OBJECTIVE — Reproduce all entries precisely as they are written.

* start *

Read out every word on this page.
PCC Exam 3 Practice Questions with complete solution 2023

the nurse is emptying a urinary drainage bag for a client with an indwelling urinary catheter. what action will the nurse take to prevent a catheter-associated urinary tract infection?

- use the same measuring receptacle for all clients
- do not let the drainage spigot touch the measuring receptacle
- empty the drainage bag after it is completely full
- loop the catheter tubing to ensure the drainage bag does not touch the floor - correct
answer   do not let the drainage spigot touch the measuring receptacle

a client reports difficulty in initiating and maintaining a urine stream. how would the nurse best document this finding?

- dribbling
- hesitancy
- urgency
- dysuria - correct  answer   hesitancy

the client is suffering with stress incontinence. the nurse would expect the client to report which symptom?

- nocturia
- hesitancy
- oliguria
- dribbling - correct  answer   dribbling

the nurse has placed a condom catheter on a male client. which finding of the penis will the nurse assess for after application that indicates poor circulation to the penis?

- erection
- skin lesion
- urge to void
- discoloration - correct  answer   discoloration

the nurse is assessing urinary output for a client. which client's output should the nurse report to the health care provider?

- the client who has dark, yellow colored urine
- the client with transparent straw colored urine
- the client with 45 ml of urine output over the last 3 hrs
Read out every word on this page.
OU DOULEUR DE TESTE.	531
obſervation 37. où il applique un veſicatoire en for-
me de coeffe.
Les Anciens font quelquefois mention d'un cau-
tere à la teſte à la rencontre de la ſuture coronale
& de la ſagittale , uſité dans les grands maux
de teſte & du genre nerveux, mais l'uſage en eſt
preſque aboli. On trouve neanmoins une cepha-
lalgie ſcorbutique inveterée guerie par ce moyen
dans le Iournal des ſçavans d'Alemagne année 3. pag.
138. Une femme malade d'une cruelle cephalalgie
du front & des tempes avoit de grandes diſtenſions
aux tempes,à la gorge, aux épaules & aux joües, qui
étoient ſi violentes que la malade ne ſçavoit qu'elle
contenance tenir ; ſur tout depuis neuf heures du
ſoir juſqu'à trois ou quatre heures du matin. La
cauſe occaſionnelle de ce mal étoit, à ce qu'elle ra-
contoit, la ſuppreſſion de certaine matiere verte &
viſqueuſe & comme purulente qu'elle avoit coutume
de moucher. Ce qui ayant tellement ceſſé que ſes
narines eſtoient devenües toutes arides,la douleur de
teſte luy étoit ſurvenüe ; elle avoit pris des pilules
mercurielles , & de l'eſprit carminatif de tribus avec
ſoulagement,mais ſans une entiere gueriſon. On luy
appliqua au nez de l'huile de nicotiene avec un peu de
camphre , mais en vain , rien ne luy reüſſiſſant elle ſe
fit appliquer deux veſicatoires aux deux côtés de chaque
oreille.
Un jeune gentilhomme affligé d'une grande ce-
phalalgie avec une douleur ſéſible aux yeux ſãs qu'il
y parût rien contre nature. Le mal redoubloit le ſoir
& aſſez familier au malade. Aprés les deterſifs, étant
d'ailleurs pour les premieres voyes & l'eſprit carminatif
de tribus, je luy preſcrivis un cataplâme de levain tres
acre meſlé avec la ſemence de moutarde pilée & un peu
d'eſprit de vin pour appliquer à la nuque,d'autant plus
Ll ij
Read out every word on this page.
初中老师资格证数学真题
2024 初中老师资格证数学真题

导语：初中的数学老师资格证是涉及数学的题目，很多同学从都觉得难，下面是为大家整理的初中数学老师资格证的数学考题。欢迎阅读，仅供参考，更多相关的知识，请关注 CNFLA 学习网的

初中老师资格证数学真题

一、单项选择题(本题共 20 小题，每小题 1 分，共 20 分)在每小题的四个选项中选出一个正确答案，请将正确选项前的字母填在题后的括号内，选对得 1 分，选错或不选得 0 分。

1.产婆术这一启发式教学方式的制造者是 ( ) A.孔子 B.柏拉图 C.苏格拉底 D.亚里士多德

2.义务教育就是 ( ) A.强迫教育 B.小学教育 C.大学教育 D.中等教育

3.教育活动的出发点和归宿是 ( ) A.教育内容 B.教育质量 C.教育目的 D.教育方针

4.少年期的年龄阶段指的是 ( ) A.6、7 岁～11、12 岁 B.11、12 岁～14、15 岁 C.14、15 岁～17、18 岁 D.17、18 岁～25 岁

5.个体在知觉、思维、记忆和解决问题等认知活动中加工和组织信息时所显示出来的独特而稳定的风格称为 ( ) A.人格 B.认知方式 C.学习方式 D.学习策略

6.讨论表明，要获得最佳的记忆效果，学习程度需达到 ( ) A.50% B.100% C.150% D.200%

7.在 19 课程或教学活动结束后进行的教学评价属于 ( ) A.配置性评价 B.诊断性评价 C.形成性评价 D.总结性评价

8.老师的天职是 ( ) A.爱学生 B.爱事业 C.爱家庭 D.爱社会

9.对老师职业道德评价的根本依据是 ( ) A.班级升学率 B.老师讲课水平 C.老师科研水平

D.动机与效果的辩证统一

* end *

RESULT —
Read out every word on this page.
PCC Exam 3 Practice Questions with complete solution 2023

the nurse is emptying a urinary drainage bag for a client with an indwelling urinary catheter. what action will the nurse take to prevent a catheter-associated urinary tract infection?

- use the same measuring receptacle for all clients
- do not let the drainage spigot touch the measuring receptacle
- empty the drainage bag after it is completely full
- loop the catheter tubing to ensure the drainage bag does not touch the floor - correct
answer   do not let the drainage spigot touch the measuring receptacle

a client reports difficulty in initiating and maintaining a urine stream. how would the nurse best document this finding?

- dribbling
- hesitancy
- urgency
- dysuria - correct  answer   hesitancy

the client is suffering with stress incontinence. the nurse would expect the client to report which symptom?

- nocturia
- hesitancy
- oliguria
- dribbling - correct  answer   dribbling

the nurse has placed a condom catheter on a male client. which finding of the penis will the nurse assess for after application that indicates poor circulation to the penis?

- erection
- skin lesion
- urge to void
- discoloration - correct  answer   discoloration

the nurse is assessing urinary output for a client. which client's output should the nurse report to the health care provider?

- the client who has dark, yellow colored urine
- the client with transparent straw colored urine
- the client with 45 ml of urine output over the last 3 hrs
Read out every word on this page.
OU DOULEUR DE TESTE.	531
obſervation 37. où il applique un veſicatoire en for-
me de coeffe.
Les Anciens font quelquefois mention d'un cau-
tere à la teſte à la rencontre de la ſuture coronale
& de la ſagittale , uſité dans les grands maux
de teſte & du genre nerveux, mais l'uſage en eſt
preſque aboli. On trouve neanmoins une cepha-
lalgie ſcorbutique inveterée guerie par ce moyen
dans le Iournal des ſçavans d'Alemagne année 3. pag.
138. Une femme malade d'une cruelle cephalalgie
du front & des tempes avoit de grandes diſtenſions
aux tempes,à la gorge, aux épaules & aux joües, qui
étoient ſi violentes que la malade ne ſçavoit qu'elle
contenance tenir ; ſur tout depuis neuf heures du
ſoir juſqu'à trois ou quatre heures du matin. La
cauſe occaſionnelle de ce mal étoit, à ce qu'elle ra-
contoit, la ſuppreſſion de certaine matiere verte &
viſqueuſe & comme purulente qu'elle avoit coutume
de moucher. Ce qui ayant tellement ceſſé que ſes
narines eſtoient devenües toutes arides,la douleur de
teſte luy étoit ſurvenüe ; elle avoit pris des pilules
mercurielles , & de l'eſprit carminatif de tribus avec
ſoulagement,mais ſans une entiere gueriſon. On luy
appliqua au nez de l'huile de nicotiene avec un peu de
camphre , mais en vain , rien ne luy reüſſiſſant elle ſe
fit appliquer deux veſicatoires aux deux côtés de chaque
oreille.
Un jeune gentilhomme affligé d'une grande ce-
phalalgie avec une douleur ſéſible aux yeux ſãs qu'il
y parût rien contre nature. Le mal redoubloit le ſoir
& aſſez familier au malade. Aprés les deterſifs, étant
d'ailleurs pour les premieres voyes & l'eſprit carminatif
de tribus, je luy preſcrivis un cataplâme de levain tres
acre meſlé avec la ſemence de moutarde pilée & un peu
d'eſprit de vin pour appliquer à la nuque,d'autant plus
Ll ij
Read out every word on this page.
初中老师资格证数学真题
2024 初中老师资格证数学真题

导语：初中的数学老师资格证是涉及数学的题目，很多同学从都觉得难，下面是为大家整理的初中数学老师资格证的数学考题。欢迎阅读，仅供参考，更多相关的知识，请关注 CNFLA 学习网的

初中老师资格证数学真题

一、单项选择题(本题共 20 小题，每小题 1 分，共 20 分)在每小题的四个选项中选出一个正确答案，请将正确选项前的字母填在题后的括号内，选对得 1 分，选错或不选得 0 分。

1.产婆术这一启发式教学方式的制造者是 ( ) A.孔子 B.柏拉图 C.苏格拉底 D.亚里士多德

2.义务教育就是 ( ) A.强迫教育 B.小学教育 C.大学教育 D.中等教育

3.教育活动的出发点和归宿是 ( ) A.教育内容 B.教育质量 C.教育目的 D.教育方针

4.少年期的年龄阶段指的是 ( ) A.6、7 岁～11、12 岁 B.11、12 岁～14、15 岁 C.14、15 岁～17、18 岁 D.17、18 岁～25 岁

5.个体在知觉、思维、记忆和解决问题等认知活动中加工和组织信息时所显示出来的独特而稳定的风格称为 ( ) A.人格 B.认知方式 C.学习方式 D.学习策略

6.讨论表明，要获得最佳的记忆效果，学习程度需达到 ( ) A.50% B.100% C.150% D.200%

7.在 19 课程或教学活动结束后进行的教学评价属于 ( ) A.配置性评价 B.诊断性评价 C.形成性评价 D.总结性评价

8.老师的天职是 ( ) A.爱学生 B.爱事业 C.爱家庭 D.爱社会

9.对老师职业道德评价的根本依据是 ( ) A.班级升学率 B.老师讲课水平 C.老师科研水平

D.动机与效果的辩证统一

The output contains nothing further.